[Start of Raw records]

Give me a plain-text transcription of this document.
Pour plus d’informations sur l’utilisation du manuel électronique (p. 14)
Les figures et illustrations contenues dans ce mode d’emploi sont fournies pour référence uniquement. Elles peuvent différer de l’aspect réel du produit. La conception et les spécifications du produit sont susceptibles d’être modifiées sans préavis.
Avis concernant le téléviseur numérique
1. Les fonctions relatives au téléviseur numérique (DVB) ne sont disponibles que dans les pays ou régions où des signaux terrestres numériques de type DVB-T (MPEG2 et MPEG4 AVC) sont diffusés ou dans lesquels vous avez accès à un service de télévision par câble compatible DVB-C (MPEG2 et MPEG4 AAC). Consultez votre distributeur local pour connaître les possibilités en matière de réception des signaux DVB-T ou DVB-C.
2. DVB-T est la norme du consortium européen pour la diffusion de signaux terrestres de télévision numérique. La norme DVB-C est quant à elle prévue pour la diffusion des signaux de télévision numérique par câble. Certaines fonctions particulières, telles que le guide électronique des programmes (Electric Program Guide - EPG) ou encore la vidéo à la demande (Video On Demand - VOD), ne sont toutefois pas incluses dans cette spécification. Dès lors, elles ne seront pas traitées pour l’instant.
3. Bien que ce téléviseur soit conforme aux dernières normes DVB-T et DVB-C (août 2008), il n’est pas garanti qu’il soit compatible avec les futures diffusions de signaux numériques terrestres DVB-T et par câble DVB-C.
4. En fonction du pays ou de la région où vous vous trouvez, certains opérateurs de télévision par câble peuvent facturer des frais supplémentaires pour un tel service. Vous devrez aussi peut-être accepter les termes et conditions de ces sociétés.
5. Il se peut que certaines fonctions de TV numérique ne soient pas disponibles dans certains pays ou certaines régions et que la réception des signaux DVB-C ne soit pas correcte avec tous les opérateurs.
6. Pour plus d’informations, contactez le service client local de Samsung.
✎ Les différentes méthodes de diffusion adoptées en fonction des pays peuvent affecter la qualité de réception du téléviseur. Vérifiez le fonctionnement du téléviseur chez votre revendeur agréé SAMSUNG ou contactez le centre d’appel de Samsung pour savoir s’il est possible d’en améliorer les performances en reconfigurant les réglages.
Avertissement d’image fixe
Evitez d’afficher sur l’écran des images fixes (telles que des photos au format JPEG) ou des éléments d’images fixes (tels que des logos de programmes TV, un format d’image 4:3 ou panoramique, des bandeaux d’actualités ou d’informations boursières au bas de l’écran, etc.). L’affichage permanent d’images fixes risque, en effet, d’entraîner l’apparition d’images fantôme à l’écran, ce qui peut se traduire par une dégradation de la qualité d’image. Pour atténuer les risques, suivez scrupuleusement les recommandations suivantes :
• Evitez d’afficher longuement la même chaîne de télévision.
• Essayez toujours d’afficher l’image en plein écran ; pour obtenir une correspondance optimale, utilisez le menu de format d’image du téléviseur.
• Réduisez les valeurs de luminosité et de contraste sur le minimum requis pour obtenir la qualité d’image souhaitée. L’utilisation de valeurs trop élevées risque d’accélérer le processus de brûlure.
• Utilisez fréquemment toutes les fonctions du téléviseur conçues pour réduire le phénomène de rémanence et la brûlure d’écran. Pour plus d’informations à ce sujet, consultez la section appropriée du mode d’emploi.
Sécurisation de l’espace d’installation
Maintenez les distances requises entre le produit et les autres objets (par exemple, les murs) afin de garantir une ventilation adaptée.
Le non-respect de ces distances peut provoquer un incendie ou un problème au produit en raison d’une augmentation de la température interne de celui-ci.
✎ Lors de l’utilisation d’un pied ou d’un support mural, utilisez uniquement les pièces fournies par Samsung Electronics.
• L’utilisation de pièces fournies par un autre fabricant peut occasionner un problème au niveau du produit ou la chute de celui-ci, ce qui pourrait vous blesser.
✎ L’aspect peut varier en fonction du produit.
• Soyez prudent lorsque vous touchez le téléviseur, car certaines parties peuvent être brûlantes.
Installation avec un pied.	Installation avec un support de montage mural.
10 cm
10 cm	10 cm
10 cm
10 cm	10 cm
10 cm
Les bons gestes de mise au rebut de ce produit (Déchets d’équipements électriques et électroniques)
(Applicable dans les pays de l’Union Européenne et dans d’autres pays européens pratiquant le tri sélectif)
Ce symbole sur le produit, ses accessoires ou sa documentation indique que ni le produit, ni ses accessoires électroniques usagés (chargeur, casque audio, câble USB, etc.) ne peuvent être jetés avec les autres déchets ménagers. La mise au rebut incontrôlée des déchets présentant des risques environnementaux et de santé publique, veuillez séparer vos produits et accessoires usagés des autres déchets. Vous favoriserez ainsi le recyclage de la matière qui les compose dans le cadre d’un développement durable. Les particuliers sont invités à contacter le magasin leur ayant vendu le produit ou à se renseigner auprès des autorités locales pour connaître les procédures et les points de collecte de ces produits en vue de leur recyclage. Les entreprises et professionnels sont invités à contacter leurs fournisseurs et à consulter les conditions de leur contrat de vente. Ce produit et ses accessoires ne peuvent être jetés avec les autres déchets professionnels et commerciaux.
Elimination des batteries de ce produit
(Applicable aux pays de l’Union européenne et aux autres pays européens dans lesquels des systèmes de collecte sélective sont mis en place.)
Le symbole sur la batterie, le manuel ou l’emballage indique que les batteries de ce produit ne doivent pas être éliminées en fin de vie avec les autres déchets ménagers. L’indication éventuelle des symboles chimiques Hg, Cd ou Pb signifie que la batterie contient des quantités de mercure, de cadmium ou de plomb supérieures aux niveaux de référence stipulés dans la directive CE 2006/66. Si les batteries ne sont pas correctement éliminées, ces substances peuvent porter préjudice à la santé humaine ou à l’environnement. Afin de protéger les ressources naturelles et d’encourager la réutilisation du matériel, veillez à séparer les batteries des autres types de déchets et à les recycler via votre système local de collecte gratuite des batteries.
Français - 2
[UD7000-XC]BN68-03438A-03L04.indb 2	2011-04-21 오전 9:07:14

[End of Raw records]

> Written problem:
Copy all lines from the material that include "telles".

> Written answer:
2. DVB-T est la norme du consortium européen pour la diffusion de signaux terrestres de télévision numérique. La norme DVB-C est quant à elle prévue pour la diffusion des signaux de télévision numérique par câble. Certaines fonctions particulières, telles que le guide électronique des programmes (Electric Program Guide - EPG) ou encore la vidéo à la demande (Video On Demand - VOD), ne sont toutefois pas incluses dans cette spécification. Dès lors, elles ne seront pas traitées pour l’instant.
Evitez d’afficher sur l’écran des images fixes (telles que des photos au format JPEG) ou des éléments d’images fixes (tels que des logos de programmes TV, un format d’image 4:3 ou panoramique, des bandeaux d’actualités ou d’informations boursières au bas de l’écran, etc.). L’affichage permanent d’images fixes risque, en effet, d’entraîner l’apparition d’images fantôme à l’écran, ce qui peut se traduire par une dégradation de la qualité d’image. Pour atténuer les risques, suivez scrupuleusement les recommandations suivantes :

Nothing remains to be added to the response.